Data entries
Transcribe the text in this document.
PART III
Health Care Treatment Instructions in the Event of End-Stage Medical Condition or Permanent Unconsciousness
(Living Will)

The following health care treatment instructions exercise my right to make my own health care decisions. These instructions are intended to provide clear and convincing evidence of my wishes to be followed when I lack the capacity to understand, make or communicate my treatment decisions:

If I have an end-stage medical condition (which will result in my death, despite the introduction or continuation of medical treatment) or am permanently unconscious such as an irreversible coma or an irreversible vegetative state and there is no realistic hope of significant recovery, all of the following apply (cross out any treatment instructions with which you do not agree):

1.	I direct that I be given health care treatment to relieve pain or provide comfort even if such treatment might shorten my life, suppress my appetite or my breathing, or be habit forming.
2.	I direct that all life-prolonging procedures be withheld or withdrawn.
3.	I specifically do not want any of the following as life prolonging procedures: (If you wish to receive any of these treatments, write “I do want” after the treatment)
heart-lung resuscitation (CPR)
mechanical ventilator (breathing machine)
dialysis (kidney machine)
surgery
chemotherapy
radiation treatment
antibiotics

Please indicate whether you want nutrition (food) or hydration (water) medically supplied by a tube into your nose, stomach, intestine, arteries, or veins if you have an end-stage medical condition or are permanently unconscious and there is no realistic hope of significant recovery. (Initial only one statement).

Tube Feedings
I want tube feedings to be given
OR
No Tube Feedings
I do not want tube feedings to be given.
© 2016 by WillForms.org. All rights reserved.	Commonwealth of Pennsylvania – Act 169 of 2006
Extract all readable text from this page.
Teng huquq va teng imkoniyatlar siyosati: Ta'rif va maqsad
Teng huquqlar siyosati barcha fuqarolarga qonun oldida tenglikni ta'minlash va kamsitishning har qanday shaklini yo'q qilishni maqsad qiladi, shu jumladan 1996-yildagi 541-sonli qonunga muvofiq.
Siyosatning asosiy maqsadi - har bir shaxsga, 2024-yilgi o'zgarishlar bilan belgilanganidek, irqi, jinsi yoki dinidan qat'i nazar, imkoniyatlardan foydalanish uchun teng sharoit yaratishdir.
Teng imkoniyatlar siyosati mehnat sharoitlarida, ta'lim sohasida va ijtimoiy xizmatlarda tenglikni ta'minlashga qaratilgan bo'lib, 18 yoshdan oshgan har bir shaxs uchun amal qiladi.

◆ Written exercise ◆
Extract every line above that contains the word "given".

◆ Solution to the exercise ◆
1.	I direct that I be given health care treatment to relieve pain or provide comfort even if such treatment might shorten my life, suppress my appetite or my breathing, or be habit forming.
I want tube feedings to be given
I do not want tube feedings to be given.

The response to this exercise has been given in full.